[Records from a data source]
******************************
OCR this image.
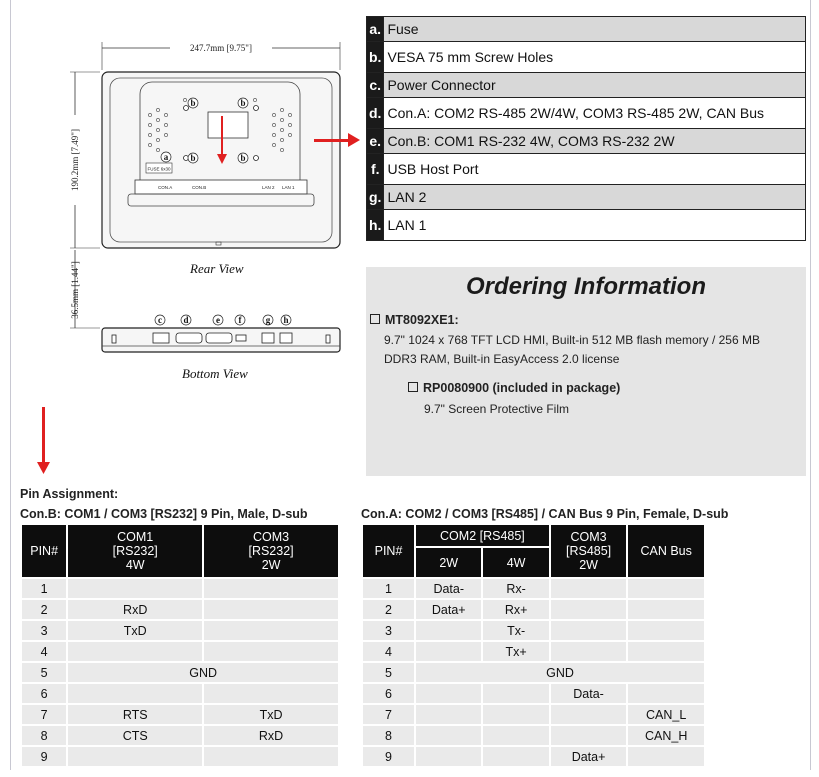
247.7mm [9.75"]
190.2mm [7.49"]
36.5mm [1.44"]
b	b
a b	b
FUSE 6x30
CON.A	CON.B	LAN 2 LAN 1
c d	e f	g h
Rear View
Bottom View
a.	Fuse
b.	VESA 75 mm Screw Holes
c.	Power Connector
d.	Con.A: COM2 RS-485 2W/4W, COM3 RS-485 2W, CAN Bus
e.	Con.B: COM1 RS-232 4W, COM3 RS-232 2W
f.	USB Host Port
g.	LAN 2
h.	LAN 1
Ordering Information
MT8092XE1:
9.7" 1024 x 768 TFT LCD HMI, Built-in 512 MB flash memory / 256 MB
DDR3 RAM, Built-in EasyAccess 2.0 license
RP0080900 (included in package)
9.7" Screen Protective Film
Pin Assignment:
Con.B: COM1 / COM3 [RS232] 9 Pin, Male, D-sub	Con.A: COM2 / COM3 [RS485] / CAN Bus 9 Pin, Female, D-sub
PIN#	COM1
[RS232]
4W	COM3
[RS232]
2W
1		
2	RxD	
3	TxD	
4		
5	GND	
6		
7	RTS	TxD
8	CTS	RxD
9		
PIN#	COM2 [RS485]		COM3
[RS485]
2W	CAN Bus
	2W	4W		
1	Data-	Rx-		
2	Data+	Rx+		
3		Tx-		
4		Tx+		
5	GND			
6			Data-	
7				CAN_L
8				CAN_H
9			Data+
******************************
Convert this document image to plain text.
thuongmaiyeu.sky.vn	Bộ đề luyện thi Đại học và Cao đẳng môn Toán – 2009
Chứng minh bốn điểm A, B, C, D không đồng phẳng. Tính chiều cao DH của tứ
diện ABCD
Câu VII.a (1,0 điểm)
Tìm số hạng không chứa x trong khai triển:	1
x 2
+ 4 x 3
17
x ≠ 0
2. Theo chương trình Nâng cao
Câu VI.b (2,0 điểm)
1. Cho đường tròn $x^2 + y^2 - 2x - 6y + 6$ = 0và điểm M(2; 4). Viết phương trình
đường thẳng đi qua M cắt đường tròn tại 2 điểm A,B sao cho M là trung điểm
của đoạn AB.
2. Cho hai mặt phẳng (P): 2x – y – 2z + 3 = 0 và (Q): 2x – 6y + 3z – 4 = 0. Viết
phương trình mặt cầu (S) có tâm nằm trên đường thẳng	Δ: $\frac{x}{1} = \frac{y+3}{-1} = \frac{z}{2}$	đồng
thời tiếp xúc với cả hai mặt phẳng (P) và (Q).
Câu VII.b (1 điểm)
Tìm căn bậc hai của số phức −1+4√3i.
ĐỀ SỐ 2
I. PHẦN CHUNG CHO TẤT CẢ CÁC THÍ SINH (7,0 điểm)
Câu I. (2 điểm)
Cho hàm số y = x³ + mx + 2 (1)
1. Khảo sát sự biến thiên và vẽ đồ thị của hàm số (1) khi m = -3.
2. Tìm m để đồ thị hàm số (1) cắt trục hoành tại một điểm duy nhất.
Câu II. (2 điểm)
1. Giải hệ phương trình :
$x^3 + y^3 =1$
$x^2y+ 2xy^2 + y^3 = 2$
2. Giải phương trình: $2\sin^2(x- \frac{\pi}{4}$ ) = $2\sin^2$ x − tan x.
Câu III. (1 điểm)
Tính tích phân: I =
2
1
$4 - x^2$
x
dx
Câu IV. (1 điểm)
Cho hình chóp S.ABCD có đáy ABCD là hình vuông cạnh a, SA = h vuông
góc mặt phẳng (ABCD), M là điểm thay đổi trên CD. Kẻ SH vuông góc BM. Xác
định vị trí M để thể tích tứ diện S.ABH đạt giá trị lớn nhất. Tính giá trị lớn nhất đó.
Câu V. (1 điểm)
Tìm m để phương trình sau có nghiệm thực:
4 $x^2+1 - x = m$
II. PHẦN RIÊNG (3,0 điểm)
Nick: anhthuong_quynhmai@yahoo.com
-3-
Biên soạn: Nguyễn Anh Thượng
******************************
:: Exercise details ::
For this exercise, gather every line of the data that contains the word "ABCD".

:: Response to the task ::
diện ABCD
Cho hình chóp S.ABCD có đáy ABCD là hình vuông cạnh a, SA = h vuông
góc mặt phẳng (ABCD), M là điểm thay đổi trên CD. Kẻ SH vuông góc BM. Xác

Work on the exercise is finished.